Passage given |
++++++++

I posted this in response to someone in JFO who has a WS that is considering moving out of state and taking some of the kids and I was messaged that this information is helpful generally so I am re-posting it here at their suggestion. Most of this info is helpful generally, but it was tailored to his specific situation. If this isn't appropriate I apologize in advance.

I KNOW this is really hard. Take a day or two to focus on what I am going to tell you, do what you need, and then get back to the emotional turmoil - unfortunately that isn't going anywhere so there will be plenty of time to deal with everything SI is telling you about the roller-coaster you just found yourself on. But do this legal stuff now - here's why, and note:

I am a lawyer - not a family lawyer and as such this is not my legal advice, but my personal opinion based on my own experience and having seen several divorces up front and personal. Please seek legal counsel ASAP to assist you with figuring out what does and does not apply in your jurisdiction and how you can best proceed as what everyone, including myself is telling you, that may or may not be applicable in one way or another depending on where you live.

Proceed right now as if you are 100% sure you are getting divorced AND proceed like it will be a nasty one. If that changes, so be it, you can always withdraw a divorce complaint and just because you take a very offensive stance does not mean you cannot lighten up later. By nasty I do NOT mean exchanging nasty words with your WS (in fact IMO all communications on your end should be as cordial and un-nasty as possible). I mean nasty in that you find yourself fighting over things you never imagined, and that you cannot resolve even the simplest thing without a long-drawn out battle AND nasty in that your WS is saying one thing to you and doing another.

You can do the vast majority of these things, with counsel, without things getting ugly. Best case scenario is that you and your STBX are civil and decent and don't need counsel...but there are countless stories of people who started that way and it got nasty/ugly. Getting counsel - or at least meeting with counsel for a free or low cost consultation where they can explain the specifics of your jurisdiction's divorce rules and processes will help YOU have some power over the situation.

++++++++

Material supplied |
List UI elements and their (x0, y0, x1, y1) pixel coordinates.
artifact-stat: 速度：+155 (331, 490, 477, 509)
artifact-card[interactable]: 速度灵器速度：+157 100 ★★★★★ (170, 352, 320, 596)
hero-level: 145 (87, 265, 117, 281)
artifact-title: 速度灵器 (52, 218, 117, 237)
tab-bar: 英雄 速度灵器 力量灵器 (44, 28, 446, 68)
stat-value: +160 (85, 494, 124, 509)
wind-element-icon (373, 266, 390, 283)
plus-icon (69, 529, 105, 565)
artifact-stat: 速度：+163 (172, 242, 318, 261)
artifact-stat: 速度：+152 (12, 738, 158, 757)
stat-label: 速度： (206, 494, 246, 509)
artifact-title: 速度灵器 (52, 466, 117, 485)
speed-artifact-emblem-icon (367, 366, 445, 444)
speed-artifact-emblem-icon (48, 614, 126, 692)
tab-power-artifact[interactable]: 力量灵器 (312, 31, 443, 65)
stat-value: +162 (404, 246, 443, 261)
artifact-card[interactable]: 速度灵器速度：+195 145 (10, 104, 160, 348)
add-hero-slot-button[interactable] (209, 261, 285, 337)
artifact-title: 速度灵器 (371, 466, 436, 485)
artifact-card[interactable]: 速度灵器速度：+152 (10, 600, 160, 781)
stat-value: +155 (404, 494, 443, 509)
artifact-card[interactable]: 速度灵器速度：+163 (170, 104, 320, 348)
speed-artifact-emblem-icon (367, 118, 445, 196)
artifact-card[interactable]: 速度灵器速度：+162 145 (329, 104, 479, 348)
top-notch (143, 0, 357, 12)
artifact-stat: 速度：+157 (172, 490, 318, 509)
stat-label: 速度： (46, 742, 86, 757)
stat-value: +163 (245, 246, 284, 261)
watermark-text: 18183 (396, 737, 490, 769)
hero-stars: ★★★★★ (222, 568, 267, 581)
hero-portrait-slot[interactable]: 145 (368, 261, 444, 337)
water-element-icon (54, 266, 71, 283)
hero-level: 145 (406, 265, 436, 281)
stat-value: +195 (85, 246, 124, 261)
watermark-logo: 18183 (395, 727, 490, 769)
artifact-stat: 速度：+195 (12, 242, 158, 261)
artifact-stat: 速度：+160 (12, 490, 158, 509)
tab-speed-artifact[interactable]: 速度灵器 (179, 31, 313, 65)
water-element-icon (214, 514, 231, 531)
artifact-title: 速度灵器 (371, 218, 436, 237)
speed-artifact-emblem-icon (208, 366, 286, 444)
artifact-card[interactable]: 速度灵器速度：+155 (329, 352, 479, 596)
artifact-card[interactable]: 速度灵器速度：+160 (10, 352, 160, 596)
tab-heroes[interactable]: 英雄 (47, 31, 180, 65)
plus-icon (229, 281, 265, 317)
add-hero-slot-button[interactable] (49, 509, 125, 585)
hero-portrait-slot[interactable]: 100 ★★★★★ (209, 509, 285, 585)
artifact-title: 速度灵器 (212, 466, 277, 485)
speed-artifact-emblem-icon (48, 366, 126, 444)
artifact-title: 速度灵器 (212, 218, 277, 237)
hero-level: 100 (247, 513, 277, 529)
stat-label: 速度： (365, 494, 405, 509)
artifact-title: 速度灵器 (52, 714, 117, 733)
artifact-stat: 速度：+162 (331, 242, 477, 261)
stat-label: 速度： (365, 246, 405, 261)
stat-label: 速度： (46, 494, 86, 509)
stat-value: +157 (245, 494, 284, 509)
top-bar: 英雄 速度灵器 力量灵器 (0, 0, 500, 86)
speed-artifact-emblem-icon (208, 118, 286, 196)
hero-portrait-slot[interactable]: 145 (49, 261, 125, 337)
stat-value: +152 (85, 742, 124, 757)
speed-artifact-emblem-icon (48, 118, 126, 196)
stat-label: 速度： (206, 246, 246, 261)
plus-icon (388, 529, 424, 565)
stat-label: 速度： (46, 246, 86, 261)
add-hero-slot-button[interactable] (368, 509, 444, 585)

++++++++

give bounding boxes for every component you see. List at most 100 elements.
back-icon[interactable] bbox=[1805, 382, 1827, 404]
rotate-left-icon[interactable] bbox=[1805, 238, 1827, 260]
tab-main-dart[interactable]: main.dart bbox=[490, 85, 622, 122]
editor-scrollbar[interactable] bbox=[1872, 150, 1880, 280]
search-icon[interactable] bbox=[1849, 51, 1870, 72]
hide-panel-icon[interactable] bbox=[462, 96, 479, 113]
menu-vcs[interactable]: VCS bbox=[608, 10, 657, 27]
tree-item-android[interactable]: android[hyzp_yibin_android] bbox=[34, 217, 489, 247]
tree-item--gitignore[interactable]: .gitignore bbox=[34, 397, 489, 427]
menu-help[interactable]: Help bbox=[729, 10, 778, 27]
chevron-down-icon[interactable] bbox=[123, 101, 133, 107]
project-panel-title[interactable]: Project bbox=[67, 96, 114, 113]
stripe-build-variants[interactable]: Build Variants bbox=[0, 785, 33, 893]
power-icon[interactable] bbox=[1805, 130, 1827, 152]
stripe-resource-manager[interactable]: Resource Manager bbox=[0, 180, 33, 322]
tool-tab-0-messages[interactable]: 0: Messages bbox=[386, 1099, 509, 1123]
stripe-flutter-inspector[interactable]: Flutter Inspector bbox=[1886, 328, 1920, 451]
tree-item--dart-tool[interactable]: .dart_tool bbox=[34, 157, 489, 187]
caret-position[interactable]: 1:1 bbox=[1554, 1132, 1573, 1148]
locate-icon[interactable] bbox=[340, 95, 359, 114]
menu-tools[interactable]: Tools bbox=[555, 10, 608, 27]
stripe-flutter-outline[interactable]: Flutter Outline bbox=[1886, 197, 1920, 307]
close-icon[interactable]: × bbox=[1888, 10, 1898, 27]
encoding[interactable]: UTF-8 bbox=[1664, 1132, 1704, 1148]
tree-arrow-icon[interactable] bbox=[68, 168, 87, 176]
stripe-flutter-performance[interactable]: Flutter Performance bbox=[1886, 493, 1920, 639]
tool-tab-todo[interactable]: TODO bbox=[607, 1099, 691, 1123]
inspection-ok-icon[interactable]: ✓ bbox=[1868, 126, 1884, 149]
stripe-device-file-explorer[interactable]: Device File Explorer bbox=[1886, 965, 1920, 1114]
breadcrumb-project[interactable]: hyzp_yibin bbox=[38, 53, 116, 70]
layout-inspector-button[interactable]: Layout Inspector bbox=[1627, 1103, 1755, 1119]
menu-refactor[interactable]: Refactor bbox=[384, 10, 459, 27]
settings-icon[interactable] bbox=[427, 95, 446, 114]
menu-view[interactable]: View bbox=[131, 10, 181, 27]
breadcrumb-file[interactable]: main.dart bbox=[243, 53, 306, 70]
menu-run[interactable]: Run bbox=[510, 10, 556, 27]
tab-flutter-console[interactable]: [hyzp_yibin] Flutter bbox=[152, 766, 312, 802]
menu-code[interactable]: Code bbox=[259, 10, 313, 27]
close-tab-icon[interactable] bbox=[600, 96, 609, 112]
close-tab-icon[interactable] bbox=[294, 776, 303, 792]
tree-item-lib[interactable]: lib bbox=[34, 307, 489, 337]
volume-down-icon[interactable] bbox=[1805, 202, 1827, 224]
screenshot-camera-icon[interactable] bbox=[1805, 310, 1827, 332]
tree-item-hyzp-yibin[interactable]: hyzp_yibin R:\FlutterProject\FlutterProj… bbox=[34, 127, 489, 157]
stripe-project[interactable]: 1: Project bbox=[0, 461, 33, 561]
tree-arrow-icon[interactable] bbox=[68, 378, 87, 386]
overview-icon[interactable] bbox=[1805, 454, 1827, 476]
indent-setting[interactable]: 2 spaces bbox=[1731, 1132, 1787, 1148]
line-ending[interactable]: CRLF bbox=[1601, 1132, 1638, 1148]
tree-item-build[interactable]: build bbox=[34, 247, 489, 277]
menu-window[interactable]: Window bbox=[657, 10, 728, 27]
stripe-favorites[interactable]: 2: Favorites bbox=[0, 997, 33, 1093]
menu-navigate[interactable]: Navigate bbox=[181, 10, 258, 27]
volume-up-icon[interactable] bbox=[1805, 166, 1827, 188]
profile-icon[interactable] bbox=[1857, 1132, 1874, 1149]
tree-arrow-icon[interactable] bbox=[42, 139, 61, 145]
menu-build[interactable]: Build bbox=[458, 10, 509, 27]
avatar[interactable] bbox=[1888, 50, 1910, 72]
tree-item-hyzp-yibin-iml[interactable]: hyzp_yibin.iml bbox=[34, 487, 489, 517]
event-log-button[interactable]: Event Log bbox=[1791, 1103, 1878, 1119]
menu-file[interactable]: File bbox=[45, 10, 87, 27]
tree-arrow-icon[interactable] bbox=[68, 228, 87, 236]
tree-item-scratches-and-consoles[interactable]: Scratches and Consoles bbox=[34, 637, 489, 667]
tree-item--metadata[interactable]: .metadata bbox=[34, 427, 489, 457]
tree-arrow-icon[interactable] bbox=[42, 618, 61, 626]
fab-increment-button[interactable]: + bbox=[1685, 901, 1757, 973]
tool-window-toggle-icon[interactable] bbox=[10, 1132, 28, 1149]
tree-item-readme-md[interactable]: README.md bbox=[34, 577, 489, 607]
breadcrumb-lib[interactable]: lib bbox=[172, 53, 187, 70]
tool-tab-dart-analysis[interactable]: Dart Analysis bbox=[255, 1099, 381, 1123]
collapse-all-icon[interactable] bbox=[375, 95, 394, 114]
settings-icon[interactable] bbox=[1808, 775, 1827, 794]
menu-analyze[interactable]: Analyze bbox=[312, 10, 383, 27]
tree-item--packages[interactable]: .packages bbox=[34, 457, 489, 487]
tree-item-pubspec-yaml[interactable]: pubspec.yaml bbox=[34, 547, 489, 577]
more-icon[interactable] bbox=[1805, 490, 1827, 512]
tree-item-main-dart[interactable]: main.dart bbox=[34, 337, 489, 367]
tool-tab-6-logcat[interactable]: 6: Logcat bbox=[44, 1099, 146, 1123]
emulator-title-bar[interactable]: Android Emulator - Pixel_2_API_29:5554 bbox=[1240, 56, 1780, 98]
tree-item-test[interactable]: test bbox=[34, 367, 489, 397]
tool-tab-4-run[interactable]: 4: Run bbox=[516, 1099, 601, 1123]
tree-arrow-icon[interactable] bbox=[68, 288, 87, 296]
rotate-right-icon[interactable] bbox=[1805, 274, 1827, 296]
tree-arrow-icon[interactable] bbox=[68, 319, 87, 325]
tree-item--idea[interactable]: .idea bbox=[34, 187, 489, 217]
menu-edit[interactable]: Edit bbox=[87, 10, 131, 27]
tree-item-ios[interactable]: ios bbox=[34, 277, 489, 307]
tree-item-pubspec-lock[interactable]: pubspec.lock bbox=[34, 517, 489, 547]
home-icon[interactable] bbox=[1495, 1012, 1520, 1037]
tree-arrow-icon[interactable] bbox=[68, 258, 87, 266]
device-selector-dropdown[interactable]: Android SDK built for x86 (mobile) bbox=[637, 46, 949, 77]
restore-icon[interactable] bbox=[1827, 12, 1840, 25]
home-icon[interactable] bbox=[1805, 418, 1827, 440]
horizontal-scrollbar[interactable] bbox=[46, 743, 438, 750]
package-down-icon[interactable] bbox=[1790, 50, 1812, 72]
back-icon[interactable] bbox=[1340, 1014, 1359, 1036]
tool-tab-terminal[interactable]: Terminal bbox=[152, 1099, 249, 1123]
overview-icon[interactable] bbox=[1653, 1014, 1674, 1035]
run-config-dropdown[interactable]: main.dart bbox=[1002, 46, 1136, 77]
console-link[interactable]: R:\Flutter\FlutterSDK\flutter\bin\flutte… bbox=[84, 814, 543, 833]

++++++++

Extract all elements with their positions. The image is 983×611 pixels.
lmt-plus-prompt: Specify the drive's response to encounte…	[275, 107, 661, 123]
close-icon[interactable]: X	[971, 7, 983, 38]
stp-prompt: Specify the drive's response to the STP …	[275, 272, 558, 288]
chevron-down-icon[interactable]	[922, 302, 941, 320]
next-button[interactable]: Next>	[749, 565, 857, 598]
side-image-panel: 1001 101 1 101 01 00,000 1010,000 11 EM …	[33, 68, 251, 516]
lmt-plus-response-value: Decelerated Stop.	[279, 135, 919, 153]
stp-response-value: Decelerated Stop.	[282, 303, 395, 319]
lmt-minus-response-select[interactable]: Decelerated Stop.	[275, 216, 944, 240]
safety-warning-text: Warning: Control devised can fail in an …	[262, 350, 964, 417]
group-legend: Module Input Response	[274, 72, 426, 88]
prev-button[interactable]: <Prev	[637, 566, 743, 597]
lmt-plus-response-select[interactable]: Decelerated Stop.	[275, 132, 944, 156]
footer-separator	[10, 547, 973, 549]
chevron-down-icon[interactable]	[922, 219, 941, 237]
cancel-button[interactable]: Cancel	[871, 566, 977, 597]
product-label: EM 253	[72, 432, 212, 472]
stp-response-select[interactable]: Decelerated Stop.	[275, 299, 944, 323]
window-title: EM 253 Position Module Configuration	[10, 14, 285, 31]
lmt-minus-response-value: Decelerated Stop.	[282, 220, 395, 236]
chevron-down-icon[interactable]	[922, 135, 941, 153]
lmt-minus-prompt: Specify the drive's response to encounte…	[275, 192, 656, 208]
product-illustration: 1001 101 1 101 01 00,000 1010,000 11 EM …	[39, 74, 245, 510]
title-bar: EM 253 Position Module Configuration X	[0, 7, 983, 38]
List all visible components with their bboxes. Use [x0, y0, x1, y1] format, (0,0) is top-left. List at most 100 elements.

++++++++

Exercise objective | Carry on the post about preparing for a possible divorce, beginning after its final sentence.

Final result |
Communication with your WS:

This is VERY important, especially if you have minor children, and VERY HARD. Try to keep all written communication (text, email, etc) as civil as possible, because, anything you say to your WS in writing can possibly be used in court. So proceed as though every single written word you said can be read aloud in family court (or given to the Judge in written form) to the Judge AND to your STBX's counsel to attack. You may have problems especially if your written words look like you are threatening violence, threatening to "take" the children or otherwise use them against your WS or hold them "hostage" for financial purposes or otherwise appear to be using your kids as a "weapon" against your WS (things like "you aren't seeing child X until you _______ (insert things like pay child support or anything financial or help you with something - or basically anything that appears you are withholding time with the children unless you get something from your WS - that is not in the best interest of the child in the view of most courts - discussed further below)). Do not say anything that can be interpreted as a threat. Don't name call. Don't say anything that would appear you are unstable in any way.

If you must say those things (and let's face it - during this time, sometimes you ARE mentally unstable and are upset and angry to say the least) then say them in person/over the phone as most places, even if the conversation is recorded, you cannot use unauthorized recordings as evidence in court. Don't rely on that as a rule - but basically, do not say or do anything you aren't willing to have used against you in a court proceeding. This includes berating the AP. You don't want to have called the AP a "whore" 50,000 times in a bunch of text messages when in reality the AP doesn't accept money for services and instead is the uber-Christian Sunday-School teacher - it can't help you and can only hurt you (in a myriad of ways - especially if your WS is still seeing the AP - you can sound or be portrayed as crazy, angry, and unhinged - all negatives in custody proceedings).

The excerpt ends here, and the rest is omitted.